Required work
Search the listing below for the word "name" and copy each line that holds it.

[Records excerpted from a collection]

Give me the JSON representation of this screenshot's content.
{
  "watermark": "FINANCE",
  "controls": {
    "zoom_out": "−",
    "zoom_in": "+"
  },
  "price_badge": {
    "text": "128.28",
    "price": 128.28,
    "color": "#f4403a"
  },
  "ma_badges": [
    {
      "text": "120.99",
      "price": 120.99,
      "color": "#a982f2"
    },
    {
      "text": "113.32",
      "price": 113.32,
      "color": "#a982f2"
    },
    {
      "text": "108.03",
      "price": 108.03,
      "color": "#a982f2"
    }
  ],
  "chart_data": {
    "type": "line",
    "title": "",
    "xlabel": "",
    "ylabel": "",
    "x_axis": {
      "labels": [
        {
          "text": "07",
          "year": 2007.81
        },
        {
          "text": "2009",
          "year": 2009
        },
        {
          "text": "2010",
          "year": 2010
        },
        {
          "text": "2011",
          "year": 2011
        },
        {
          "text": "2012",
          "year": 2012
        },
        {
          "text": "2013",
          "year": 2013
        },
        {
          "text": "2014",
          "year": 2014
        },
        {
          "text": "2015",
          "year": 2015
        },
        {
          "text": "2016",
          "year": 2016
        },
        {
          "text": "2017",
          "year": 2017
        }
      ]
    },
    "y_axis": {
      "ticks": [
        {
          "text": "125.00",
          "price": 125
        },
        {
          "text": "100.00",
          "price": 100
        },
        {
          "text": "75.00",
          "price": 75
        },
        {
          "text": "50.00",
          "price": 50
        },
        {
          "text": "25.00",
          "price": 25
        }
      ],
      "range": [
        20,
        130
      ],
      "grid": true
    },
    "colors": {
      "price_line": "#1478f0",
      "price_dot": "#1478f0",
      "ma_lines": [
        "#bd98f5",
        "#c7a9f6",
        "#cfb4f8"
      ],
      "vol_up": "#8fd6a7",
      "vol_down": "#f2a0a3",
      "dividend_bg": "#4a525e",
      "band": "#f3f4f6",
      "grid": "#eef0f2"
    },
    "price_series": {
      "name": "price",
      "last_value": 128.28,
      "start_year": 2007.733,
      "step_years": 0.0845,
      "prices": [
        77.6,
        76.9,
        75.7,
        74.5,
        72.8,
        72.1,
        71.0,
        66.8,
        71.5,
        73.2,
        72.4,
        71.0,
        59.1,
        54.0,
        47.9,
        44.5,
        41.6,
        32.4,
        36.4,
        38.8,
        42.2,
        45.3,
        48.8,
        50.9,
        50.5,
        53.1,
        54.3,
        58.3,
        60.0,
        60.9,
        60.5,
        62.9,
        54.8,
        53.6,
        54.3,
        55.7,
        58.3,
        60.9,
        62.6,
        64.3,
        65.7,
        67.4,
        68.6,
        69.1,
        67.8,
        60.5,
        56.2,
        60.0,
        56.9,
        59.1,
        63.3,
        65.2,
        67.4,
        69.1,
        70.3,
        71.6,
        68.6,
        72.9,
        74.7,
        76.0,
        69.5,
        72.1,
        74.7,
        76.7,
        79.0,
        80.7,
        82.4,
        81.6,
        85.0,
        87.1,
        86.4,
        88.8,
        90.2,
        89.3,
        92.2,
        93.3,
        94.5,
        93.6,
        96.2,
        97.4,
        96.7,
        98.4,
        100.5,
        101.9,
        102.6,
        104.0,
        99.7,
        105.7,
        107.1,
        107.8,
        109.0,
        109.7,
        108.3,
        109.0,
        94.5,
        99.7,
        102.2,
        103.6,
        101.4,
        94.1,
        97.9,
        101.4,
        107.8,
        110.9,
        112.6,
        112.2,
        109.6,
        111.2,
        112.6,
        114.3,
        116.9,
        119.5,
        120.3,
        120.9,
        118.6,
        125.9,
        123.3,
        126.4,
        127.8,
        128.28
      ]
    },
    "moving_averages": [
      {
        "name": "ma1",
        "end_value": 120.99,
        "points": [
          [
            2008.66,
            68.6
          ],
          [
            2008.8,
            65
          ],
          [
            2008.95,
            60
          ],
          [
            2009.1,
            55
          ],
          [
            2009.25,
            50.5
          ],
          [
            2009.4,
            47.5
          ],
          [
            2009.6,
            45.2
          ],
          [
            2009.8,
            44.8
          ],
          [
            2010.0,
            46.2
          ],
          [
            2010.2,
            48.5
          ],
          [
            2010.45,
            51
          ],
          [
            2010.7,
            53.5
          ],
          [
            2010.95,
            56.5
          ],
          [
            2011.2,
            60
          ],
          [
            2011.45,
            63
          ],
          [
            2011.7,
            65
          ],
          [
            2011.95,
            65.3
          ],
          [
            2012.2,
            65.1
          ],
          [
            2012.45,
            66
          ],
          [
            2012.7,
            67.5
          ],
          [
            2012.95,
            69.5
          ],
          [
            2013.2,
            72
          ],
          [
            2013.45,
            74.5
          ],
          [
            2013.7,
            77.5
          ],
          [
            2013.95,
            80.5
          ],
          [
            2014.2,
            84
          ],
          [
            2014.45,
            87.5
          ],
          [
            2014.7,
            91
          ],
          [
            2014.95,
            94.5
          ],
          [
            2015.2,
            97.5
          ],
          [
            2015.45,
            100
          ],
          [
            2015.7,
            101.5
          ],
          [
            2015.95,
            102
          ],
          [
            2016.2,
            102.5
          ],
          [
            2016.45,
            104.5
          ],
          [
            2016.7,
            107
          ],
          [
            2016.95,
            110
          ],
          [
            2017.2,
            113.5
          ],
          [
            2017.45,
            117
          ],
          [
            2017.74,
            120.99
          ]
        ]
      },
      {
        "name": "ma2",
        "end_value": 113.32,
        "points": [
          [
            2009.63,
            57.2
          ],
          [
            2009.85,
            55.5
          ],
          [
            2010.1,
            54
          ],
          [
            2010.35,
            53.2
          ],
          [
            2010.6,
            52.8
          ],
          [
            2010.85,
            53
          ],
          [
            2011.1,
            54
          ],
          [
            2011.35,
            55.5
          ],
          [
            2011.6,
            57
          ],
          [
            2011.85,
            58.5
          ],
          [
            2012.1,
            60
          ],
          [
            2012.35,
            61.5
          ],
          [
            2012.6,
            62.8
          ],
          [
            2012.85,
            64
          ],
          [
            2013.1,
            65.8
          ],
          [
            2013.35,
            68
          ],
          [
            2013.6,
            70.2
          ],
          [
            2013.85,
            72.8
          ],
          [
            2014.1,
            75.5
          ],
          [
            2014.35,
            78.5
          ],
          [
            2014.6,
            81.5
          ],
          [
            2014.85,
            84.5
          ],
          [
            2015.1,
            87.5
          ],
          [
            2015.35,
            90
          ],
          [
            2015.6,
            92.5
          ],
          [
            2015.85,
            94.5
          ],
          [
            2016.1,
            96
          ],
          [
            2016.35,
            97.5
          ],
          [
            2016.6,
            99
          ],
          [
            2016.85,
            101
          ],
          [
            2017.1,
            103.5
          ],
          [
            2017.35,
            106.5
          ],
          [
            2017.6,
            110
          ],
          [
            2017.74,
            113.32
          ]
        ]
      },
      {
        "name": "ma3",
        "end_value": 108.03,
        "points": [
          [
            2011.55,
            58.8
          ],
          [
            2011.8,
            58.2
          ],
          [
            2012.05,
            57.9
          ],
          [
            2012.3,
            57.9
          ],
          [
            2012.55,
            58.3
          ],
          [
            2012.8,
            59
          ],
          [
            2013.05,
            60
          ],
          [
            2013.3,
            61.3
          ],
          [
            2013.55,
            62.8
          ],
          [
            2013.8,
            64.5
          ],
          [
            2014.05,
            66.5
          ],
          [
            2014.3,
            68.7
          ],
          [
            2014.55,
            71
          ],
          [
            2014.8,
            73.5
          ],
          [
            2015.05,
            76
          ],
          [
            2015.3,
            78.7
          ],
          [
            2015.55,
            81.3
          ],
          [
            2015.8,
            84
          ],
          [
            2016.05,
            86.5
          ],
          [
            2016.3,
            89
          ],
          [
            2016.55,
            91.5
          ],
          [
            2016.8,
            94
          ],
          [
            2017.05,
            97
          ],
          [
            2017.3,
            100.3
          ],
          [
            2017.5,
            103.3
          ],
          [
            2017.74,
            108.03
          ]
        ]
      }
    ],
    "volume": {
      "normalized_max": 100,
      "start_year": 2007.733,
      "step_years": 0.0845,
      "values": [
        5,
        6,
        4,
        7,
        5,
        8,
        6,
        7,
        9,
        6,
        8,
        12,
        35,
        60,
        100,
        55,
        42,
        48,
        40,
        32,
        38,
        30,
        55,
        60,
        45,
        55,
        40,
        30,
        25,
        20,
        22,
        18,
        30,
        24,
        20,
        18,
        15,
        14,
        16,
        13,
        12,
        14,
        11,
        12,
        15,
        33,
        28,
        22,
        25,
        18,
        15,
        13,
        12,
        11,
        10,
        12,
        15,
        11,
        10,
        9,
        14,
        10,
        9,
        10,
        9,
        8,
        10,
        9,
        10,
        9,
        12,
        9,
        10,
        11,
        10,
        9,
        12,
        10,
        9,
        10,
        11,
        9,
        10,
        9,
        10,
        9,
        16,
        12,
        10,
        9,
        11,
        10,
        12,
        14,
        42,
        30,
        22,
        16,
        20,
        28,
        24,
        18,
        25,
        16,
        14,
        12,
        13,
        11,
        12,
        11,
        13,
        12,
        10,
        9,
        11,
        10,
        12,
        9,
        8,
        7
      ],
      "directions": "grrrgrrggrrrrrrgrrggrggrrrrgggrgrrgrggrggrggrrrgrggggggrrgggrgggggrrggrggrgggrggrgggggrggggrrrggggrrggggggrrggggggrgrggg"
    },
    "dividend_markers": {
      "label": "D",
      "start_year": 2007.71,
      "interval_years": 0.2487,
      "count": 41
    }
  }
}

Reply to the task
      "name": "price",
        "name": "ma1",
        "name": "ma2",
        "name": "ma3",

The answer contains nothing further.